● **WRITTEN INSTRUCTION**: Go through the entries below and write each one out exactly.

◆ ◆ ◆ ◆ ◆

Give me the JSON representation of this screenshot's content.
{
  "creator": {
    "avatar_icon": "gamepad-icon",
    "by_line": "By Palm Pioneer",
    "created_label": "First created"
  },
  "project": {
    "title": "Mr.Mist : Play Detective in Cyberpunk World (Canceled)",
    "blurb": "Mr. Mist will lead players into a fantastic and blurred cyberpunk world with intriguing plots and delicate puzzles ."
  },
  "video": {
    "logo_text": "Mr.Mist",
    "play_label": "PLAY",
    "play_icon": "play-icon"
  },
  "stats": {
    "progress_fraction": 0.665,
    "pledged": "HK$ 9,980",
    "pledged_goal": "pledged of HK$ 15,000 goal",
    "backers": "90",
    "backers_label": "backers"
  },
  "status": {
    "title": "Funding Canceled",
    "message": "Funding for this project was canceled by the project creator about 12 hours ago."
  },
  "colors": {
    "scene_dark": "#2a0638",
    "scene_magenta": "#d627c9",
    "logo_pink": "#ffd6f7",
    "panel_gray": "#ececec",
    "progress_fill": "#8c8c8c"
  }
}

◆ ◆ ◆ ◆ ◆

● **EXERCISE OUTPUT**:
Give me the JSON representation of this screenshot's content.
{
  "creator": {
    "avatar_icon": "gamepad-icon",
    "by_line": "By Palm Pioneer",
    "created_label": "First created"
  },
  "project": {
    "title": "Mr.Mist : Play Detective in Cyberpunk World (Canceled)",
    "blurb": "Mr. Mist will lead players into a fantastic and blurred cyberpunk world with intriguing plots and delicate puzzles ."
  },
  "video": {
    "logo_text": "Mr.Mist",
    "play_label": "PLAY",
    "play_icon": "play-icon"
  },
  "stats": {
    "progress_fraction": 0.665,
    "pledged": "HK$ 9,980",
    "pledged_goal": "pledged of HK$ 15,000 goal",
    "backers": "90",
    "backers_label": "backers"
  },
  "status": {
    "title": "Funding Canceled",
    "message": "Funding for this project was canceled by the project creator about 12 hours ago."
  },
  "colors": {
    "scene_dark": "#2a0638",
    "scene_magenta": "#d627c9",
    "logo_pink": "#ffd6f7",
    "panel_gray": "#ececec",
    "progress_fill": "#8c8c8c"
  }
}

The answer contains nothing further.